Reproduce exactly the lines from the one that holds "Enumerate this screenshot's" through the last line of the entries, both ends included, but not the pictures.

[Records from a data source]
* Begin *
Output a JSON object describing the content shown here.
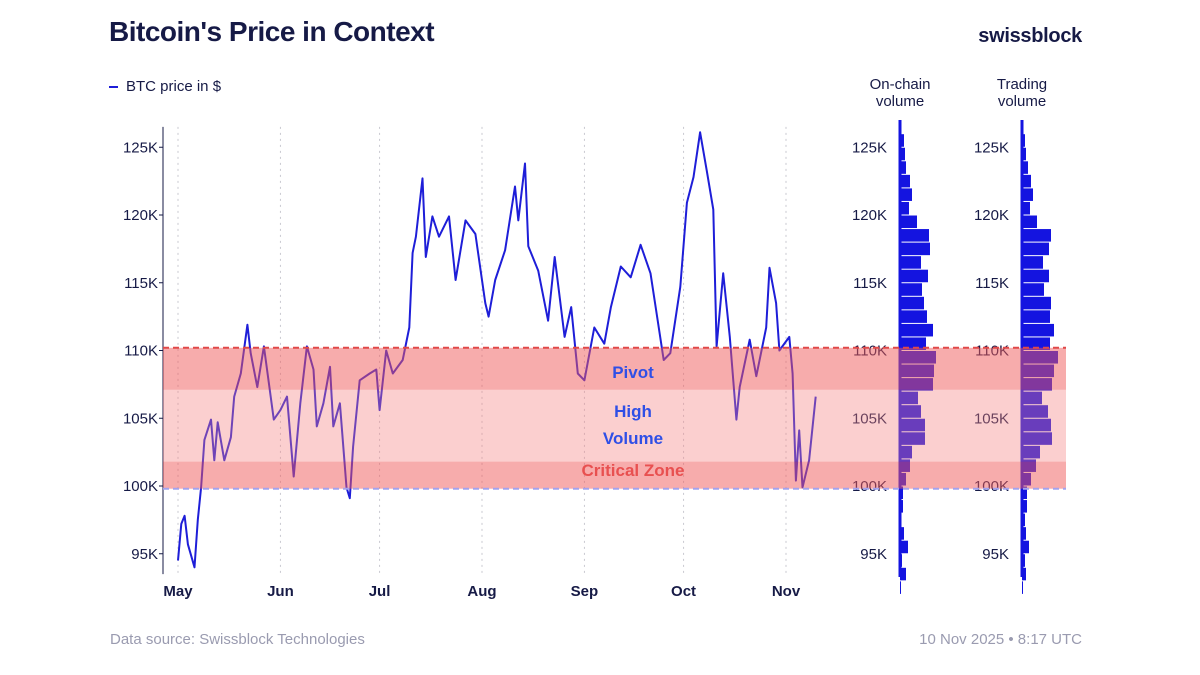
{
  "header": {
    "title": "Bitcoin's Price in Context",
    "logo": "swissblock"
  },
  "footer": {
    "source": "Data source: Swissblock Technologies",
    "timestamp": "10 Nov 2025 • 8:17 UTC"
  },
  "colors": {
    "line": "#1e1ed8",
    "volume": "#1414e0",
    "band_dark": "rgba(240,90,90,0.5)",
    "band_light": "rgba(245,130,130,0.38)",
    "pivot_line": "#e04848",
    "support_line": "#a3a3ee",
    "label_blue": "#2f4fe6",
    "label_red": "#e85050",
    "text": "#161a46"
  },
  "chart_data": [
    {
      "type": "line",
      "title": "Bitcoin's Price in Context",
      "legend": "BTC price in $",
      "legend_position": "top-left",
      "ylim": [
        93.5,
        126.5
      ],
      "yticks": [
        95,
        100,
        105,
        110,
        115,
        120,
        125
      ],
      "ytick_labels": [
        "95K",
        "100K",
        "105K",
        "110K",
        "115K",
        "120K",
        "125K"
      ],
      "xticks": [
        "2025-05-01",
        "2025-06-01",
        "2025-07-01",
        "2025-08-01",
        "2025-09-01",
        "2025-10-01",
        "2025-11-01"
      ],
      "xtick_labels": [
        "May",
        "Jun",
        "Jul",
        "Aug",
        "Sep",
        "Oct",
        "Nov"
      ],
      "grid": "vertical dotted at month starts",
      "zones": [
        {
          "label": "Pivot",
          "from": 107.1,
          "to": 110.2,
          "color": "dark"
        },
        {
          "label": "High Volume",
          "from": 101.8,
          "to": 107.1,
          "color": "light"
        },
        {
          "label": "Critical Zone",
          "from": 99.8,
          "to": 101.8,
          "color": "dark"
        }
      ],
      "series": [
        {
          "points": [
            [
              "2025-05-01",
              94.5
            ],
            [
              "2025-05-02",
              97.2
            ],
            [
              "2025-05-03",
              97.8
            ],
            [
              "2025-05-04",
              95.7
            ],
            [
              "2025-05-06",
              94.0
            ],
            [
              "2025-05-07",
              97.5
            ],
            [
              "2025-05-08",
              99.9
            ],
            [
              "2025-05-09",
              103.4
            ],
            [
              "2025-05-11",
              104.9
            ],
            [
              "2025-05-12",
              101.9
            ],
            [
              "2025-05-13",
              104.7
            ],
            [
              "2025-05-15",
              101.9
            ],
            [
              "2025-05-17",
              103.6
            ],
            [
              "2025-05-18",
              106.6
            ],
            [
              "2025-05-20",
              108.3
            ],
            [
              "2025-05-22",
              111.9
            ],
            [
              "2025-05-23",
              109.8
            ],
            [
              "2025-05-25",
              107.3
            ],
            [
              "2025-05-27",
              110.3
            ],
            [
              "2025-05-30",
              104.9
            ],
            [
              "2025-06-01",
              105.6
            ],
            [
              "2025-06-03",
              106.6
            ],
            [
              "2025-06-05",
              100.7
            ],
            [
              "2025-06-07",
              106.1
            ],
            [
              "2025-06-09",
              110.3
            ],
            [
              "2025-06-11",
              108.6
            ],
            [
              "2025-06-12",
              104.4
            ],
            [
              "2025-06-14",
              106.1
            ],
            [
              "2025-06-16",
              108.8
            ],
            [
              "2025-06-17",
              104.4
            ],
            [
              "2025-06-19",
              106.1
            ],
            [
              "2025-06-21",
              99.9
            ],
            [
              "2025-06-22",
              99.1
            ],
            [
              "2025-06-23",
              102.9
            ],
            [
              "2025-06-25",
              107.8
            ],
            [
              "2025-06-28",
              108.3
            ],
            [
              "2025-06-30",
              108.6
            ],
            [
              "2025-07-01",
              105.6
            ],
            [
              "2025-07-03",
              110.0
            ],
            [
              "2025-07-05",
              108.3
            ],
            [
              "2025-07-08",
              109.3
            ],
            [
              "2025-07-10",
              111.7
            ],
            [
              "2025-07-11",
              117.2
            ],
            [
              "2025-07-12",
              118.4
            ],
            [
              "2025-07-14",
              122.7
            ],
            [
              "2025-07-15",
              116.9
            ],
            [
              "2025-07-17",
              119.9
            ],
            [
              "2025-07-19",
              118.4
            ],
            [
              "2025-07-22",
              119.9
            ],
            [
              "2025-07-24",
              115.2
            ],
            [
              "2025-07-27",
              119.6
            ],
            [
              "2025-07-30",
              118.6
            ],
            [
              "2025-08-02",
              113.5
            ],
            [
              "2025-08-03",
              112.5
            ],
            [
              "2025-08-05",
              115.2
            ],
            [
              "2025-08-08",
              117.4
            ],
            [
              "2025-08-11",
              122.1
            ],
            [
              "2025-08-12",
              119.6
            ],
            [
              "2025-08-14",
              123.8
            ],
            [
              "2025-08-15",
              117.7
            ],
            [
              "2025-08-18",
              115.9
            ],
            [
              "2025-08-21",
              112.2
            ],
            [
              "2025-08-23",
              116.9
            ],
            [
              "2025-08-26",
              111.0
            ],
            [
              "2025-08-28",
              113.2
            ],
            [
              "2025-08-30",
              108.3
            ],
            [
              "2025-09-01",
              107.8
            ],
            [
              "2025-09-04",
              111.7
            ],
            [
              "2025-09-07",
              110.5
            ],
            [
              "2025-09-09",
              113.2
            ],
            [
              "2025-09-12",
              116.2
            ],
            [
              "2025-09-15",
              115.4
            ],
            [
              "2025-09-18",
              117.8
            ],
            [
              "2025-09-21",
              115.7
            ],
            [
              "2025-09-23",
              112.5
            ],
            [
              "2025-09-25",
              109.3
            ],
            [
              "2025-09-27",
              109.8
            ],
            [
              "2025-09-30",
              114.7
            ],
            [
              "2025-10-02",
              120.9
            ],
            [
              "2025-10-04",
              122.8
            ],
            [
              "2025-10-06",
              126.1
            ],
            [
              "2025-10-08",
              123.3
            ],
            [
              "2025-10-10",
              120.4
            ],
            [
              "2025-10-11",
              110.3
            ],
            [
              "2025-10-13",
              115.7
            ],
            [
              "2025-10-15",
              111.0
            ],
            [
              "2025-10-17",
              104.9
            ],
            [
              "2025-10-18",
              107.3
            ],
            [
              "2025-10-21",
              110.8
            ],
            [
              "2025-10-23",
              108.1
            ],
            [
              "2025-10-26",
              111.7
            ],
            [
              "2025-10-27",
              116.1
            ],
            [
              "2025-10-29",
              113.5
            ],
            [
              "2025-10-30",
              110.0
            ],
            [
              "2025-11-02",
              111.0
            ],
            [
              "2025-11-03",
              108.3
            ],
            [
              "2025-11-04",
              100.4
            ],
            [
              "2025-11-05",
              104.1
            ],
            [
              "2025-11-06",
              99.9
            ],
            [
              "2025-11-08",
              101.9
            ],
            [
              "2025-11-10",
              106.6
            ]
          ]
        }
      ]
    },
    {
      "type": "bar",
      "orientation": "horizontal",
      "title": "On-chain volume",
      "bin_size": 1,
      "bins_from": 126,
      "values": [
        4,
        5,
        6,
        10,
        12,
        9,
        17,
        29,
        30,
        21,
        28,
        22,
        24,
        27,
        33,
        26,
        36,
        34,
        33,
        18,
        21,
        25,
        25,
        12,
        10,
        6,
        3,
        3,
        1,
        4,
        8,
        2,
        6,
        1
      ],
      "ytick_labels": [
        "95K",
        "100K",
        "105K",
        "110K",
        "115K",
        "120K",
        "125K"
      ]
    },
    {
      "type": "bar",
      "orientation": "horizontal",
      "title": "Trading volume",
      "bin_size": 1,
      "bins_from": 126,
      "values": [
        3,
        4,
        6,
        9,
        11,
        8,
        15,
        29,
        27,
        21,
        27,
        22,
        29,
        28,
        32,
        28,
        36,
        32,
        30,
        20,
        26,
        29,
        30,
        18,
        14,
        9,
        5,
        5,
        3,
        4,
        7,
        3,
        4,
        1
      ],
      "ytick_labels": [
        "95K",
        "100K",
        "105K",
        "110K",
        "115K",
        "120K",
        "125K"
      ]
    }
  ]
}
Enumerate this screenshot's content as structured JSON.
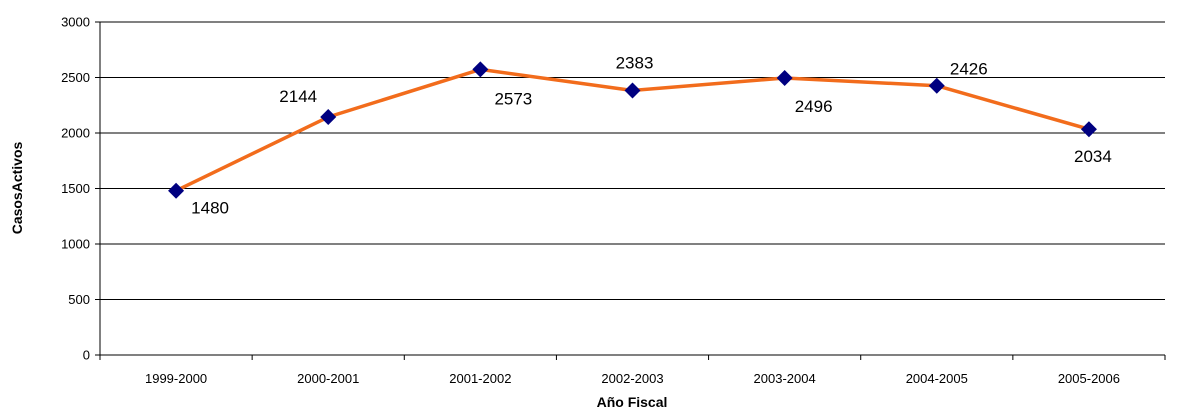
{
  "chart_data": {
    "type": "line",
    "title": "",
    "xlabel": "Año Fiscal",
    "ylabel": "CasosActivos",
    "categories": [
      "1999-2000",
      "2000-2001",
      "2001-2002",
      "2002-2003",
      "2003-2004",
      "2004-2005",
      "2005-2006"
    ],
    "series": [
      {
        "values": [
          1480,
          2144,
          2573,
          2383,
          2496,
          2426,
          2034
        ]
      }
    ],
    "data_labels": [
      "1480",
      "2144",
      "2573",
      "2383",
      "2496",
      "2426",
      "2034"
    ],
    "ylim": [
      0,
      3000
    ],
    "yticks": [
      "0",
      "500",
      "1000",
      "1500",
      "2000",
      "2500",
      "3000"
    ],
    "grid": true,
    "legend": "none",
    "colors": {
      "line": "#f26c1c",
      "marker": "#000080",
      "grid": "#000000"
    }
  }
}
* End *
| Task result |
Enumerate this screenshot's content as structured JSON.
{
  "chart_data": {
    "type": "line",
    "title": "",
    "xlabel": "Año Fiscal",
    "ylabel": "CasosActivos",
    "categories": [
      "1999-2000",
      "2000-2001",
      "2001-2002",
      "2002-2003",
      "2003-2004",
      "2004-2005",
      "2005-2006"
    ],
    "series": [
      {
        "values": [
          1480,
          2144,
          2573,
          2383,
          2496,
          2426,
          2034
        ]
      }
    ],
    "data_labels": [
      "1480",
      "2144",
      "2573",
      "2383",
      "2496",
      "2426",
      "2034"
    ],
    "ylim": [
      0,
      3000
    ],
    "yticks": [
      "0",
      "500",
      "1000",
      "1500",
      "2000",
      "2500",
      "3000"
    ],
    "grid": true,
    "legend": "none",
    "colors": {
      "line": "#f26c1c",
      "marker": "#000080",
      "grid": "#000000"
    }
  }
}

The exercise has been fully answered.